* _Aim_: Pick out all lines with the word "LWSS" from the records that follow.

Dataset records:

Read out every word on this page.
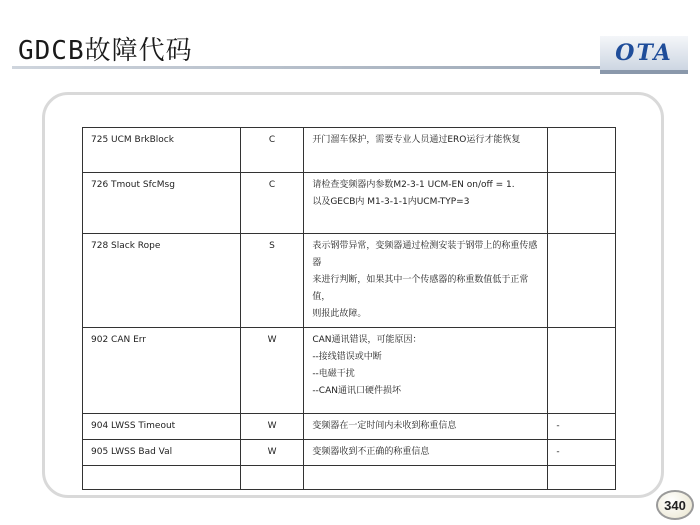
GDCB故障代码	OTA
725 UCM BrkBlock	C	开门溜车保护，需要专业人员通过ERO运行才能恢复	

726 Tmout SfcMsg	C	请检查变频器内参数M2-3-1 UCM-EN on/off = 1.
以及GECB内 M1-3-1-1内UCM-TYP=3	

728 Slack Rope	S	表示钢带异常，变频器通过检测安装于钢带上的称重传感器
来进行判断，如果其中一个传感器的称重数值低于正常值，
则报此故障。	

902 CAN Err	W	CAN通讯错误，可能原因：
--接线错误或中断
--电磁干扰
--CAN通讯口硬件损坏	

904 LWSS Timeout	W	变频器在一定时间内未收到称重信息	-
905 LWSS Bad Val	W	变频器收到不正确的称重信息	-

340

* _Solution below_:
904 LWSS Timeout	W	变频器在一定时间内未收到称重信息	-
905 LWSS Bad Val	W	变频器收到不正确的称重信息	-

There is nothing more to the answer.